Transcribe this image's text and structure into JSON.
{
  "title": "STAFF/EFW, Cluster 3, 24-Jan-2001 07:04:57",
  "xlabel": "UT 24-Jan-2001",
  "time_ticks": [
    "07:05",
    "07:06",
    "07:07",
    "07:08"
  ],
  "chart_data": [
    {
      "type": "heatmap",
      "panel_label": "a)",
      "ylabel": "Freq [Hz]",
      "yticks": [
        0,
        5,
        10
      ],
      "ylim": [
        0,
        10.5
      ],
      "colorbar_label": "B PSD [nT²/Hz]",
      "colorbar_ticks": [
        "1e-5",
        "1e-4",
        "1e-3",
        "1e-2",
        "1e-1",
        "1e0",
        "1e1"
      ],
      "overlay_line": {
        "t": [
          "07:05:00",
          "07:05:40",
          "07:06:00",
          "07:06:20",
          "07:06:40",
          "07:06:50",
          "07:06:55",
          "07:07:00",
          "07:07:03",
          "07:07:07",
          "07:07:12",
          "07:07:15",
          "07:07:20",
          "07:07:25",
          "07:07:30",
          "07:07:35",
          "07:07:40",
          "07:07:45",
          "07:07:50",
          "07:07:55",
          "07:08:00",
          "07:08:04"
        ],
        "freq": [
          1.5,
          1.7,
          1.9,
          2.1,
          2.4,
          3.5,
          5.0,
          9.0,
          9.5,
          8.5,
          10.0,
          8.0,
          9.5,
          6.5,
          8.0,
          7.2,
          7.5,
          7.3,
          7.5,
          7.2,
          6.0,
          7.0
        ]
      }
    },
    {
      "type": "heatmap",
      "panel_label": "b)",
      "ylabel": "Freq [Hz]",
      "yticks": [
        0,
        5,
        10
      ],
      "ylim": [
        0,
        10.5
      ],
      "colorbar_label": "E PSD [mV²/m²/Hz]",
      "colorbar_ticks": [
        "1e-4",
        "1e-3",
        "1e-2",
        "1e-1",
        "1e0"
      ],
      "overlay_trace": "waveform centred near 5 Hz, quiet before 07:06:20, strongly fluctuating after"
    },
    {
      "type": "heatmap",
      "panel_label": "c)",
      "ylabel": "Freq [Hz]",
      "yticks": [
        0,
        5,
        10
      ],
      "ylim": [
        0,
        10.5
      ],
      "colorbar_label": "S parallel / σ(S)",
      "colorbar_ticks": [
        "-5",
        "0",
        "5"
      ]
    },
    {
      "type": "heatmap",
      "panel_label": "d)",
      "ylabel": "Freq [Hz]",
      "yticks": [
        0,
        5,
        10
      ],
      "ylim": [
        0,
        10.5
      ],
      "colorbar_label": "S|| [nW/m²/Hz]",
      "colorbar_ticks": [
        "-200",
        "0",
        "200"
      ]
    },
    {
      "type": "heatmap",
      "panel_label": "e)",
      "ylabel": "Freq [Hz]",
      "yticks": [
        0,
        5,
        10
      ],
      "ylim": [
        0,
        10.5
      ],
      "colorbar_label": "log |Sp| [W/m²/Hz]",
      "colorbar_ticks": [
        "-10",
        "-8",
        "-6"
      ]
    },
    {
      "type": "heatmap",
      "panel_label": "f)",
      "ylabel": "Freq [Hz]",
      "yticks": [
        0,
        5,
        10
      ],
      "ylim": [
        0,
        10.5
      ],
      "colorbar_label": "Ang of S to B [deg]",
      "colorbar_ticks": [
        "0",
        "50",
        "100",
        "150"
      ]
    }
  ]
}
◇ ◇ ◇
# Given task
Extract each entry in full and write it down exactly.

# Output of the task
Transcribe this image's text and structure into JSON.
{
  "title": "STAFF/EFW, Cluster 3, 24-Jan-2001 07:04:57",
  "xlabel": "UT 24-Jan-2001",
  "time_ticks": [
    "07:05",
    "07:06",
    "07:07",
    "07:08"
  ],
  "chart_data": [
    {
      "type": "heatmap",
      "panel_label": "a)",
      "ylabel": "Freq [Hz]",
      "yticks": [
        0,
        5,
        10
      ],
      "ylim": [
        0,
        10.5
      ],
      "colorbar_label": "B PSD [nT²/Hz]",
      "colorbar_ticks": [
        "1e-5",
        "1e-4",
        "1e-3",
        "1e-2",
        "1e-1",
        "1e0",
        "1e1"
      ],
      "overlay_line": {
        "t": [
          "07:05:00",
          "07:05:40",
          "07:06:00",
          "07:06:20",
          "07:06:40",
          "07:06:50",
          "07:06:55",
          "07:07:00",
          "07:07:03",
          "07:07:07",
          "07:07:12",
          "07:07:15",
          "07:07:20",
          "07:07:25",
          "07:07:30",
          "07:07:35",
          "07:07:40",
          "07:07:45",
          "07:07:50",
          "07:07:55",
          "07:08:00",
          "07:08:04"
        ],
        "freq": [
          1.5,
          1.7,
          1.9,
          2.1,
          2.4,
          3.5,
          5.0,
          9.0,
          9.5,
          8.5,
          10.0,
          8.0,
          9.5,
          6.5,
          8.0,
          7.2,
          7.5,
          7.3,
          7.5,
          7.2,
          6.0,
          7.0
        ]
      }
    },
    {
      "type": "heatmap",
      "panel_label": "b)",
      "ylabel": "Freq [Hz]",
      "yticks": [
        0,
        5,
        10
      ],
      "ylim": [
        0,
        10.5
      ],
      "colorbar_label": "E PSD [mV²/m²/Hz]",
      "colorbar_ticks": [
        "1e-4",
        "1e-3",
        "1e-2",
        "1e-1",
        "1e0"
      ],
      "overlay_trace": "waveform centred near 5 Hz, quiet before 07:06:20, strongly fluctuating after"
    },
    {
      "type": "heatmap",
      "panel_label": "c)",
      "ylabel": "Freq [Hz]",
      "yticks": [
        0,
        5,
        10
      ],
      "ylim": [
        0,
        10.5
      ],
      "colorbar_label": "S parallel / σ(S)",
      "colorbar_ticks": [
        "-5",
        "0",
        "5"
      ]
    },
    {
      "type": "heatmap",
      "panel_label": "d)",
      "ylabel": "Freq [Hz]",
      "yticks": [
        0,
        5,
        10
      ],
      "ylim": [
        0,
        10.5
      ],
      "colorbar_label": "S|| [nW/m²/Hz]",
      "colorbar_ticks": [
        "-200",
        "0",
        "200"
      ]
    },
    {
      "type": "heatmap",
      "panel_label": "e)",
      "ylabel": "Freq [Hz]",
      "yticks": [
        0,
        5,
        10
      ],
      "ylim": [
        0,
        10.5
      ],
      "colorbar_label": "log |Sp| [W/m²/Hz]",
      "colorbar_ticks": [
        "-10",
        "-8",
        "-6"
      ]
    },
    {
      "type": "heatmap",
      "panel_label": "f)",
      "ylabel": "Freq [Hz]",
      "yticks": [
        0,
        5,
        10
      ],
      "ylim": [
        0,
        10.5
      ],
      "colorbar_label": "Ang of S to B [deg]",
      "colorbar_ticks": [
        "0",
        "50",
        "100",
        "150"
      ]
    }
  ]
}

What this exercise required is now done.